Imprimez l'intégralité de l'intervention sur la loi de finances pour 2017, sans y apporter la moindre modification.

### Extrait fourni

▬▬▬▬▬▬

Intervention de Catherine Morin-Desailly

Réunion du 24 novembre 2016 à 15h00
Loi de finances pour 2017 — Discussion d'un projet de loi

Photo de Catherine Morin-DesaillyCatherine Morin-Desailly, présidente de la commission de la culture, de l'éducation et de la communication :

Monsieur le président, monsieur le secrétaire d’État, madame la présidente de la commission des finances, monsieur le rapporteur général, mes chers collègues, un budget qui augmente est-il nécessairement un bon budget ? Une hausse des crédits est-elle toujours la traduction d’une politique publique pertinente, claire et cohérente ?

Telles sont les questions auxquelles la commission de la culture s’est efforcée, comme chaque année, de répondre en examinant les crédits des missions qui relèvent de sa compétence. Je profite de l’occasion qui m’est ici offerte pour remercier l’ensemble de nos collègues rapporteurs de ces missions pour leurs travaux.

▬▬▬▬▬▬

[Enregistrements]

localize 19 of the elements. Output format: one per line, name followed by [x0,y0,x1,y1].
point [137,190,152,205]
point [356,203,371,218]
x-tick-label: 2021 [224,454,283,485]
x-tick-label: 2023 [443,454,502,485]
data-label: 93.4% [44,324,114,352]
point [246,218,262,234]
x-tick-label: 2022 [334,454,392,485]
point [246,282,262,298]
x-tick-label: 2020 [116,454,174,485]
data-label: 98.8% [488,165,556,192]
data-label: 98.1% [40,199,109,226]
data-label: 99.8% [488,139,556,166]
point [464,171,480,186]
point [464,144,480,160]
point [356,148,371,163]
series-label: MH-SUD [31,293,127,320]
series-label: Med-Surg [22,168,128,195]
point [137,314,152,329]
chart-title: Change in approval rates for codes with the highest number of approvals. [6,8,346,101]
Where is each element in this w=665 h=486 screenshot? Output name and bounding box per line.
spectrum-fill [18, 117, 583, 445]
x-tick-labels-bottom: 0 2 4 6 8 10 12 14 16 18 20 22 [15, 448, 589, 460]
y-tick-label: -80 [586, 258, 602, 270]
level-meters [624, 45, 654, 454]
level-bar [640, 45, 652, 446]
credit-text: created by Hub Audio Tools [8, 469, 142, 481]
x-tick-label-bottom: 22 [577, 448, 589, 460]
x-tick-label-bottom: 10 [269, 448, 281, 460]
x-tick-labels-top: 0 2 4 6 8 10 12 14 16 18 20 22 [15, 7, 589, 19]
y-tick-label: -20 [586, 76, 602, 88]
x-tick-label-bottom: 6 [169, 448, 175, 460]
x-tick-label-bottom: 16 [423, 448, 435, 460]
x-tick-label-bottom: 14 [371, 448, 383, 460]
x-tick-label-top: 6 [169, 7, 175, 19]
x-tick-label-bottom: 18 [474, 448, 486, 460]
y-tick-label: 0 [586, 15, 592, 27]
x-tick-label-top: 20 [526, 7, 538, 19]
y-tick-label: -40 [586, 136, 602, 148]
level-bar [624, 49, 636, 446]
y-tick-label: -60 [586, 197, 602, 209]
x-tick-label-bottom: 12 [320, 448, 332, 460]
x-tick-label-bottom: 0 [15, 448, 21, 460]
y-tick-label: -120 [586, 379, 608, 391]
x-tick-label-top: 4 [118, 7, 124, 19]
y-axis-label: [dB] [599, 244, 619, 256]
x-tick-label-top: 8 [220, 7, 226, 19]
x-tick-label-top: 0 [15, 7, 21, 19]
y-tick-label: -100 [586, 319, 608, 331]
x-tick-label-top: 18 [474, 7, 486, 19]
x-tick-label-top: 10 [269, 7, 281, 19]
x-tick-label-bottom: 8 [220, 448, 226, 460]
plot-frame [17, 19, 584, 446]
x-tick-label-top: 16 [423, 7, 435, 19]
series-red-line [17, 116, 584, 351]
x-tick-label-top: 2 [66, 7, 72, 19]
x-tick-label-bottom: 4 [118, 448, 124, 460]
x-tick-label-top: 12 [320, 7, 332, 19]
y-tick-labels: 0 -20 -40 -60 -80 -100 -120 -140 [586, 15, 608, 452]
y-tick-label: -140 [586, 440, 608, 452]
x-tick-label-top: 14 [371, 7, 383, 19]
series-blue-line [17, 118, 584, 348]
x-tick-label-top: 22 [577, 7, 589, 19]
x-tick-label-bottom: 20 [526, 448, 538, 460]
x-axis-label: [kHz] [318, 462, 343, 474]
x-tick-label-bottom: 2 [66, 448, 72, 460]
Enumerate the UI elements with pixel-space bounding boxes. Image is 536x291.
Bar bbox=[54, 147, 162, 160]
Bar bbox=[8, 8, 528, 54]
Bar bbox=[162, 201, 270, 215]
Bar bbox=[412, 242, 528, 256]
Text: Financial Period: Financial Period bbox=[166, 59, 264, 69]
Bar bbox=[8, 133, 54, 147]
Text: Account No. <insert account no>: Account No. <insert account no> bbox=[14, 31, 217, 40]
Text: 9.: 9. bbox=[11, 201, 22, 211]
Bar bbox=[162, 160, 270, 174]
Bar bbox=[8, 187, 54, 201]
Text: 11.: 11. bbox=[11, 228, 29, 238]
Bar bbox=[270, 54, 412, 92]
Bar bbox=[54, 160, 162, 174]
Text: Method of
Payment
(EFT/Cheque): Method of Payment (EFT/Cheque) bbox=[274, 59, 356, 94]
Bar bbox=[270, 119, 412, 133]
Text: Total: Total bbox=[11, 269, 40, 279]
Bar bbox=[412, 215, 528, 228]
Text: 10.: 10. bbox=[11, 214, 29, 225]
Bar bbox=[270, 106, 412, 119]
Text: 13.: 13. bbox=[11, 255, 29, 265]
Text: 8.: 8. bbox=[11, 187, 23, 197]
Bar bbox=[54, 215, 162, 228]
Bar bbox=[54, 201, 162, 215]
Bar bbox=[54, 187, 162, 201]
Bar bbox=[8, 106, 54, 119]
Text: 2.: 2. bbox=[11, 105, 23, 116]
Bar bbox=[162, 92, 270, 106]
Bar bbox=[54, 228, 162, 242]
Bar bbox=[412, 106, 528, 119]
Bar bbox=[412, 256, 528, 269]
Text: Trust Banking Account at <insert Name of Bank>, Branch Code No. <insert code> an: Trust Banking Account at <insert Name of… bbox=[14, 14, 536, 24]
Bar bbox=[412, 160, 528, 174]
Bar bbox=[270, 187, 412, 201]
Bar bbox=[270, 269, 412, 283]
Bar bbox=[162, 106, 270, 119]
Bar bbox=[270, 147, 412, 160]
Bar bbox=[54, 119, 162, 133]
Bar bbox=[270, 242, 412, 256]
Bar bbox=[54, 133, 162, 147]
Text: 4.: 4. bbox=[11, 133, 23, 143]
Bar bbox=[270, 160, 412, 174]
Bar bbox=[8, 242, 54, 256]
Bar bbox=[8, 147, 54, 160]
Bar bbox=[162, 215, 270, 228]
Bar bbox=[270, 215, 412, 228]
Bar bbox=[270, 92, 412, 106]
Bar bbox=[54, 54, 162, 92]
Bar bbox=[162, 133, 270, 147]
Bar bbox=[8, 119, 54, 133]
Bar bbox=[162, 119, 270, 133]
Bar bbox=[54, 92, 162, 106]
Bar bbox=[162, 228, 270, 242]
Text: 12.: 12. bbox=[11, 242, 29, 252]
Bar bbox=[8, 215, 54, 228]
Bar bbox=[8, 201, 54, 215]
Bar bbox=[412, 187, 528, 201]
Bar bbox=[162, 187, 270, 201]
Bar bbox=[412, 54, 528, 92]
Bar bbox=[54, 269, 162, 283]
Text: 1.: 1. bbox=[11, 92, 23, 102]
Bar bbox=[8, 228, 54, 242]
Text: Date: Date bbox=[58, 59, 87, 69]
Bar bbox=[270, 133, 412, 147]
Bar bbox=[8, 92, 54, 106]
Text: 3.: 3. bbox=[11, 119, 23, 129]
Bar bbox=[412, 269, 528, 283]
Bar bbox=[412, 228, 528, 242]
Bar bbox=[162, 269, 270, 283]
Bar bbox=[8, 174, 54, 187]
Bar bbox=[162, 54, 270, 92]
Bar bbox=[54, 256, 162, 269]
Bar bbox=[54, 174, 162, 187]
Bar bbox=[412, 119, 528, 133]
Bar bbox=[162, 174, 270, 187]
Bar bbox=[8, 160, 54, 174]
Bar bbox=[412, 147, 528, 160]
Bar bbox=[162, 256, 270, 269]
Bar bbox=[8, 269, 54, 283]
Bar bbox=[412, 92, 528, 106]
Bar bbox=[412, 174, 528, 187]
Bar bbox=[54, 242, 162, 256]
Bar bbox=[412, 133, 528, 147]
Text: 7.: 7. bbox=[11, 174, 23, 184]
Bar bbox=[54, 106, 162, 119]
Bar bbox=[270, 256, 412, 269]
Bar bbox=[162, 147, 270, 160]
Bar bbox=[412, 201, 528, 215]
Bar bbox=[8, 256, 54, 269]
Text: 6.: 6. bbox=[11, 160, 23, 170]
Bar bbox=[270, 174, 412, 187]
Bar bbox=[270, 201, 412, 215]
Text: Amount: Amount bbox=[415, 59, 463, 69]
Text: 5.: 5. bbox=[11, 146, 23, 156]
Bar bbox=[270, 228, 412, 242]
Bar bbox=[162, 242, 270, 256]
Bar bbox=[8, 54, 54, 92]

▬▬▬▬▬▬

### Réponse complète
Intervention de Catherine Morin-Desailly

Réunion du 24 novembre 2016 à 15h00
Loi de finances pour 2017 — Discussion d'un projet de loi

Photo de Catherine Morin-DesaillyCatherine Morin-Desailly, présidente de la commission de la culture, de l'éducation et de la communication :

Monsieur le président, monsieur le secrétaire d’État, madame la présidente de la commission des finances, monsieur le rapporteur général, mes chers collègues, un budget qui augmente est-il nécessairement un bon budget ? Une hausse des crédits est-elle toujours la traduction d’une politique publique pertinente, claire et cohérente ?

Telles sont les questions auxquelles la commission de la culture s’est efforcée, comme chaque année, de répondre en examinant les crédits des missions qui relèvent de sa compétence. Je profite de l’occasion qui m’est ici offerte pour remercier l’ensemble de nos collègues rapporteurs de ces missions pour leurs travaux.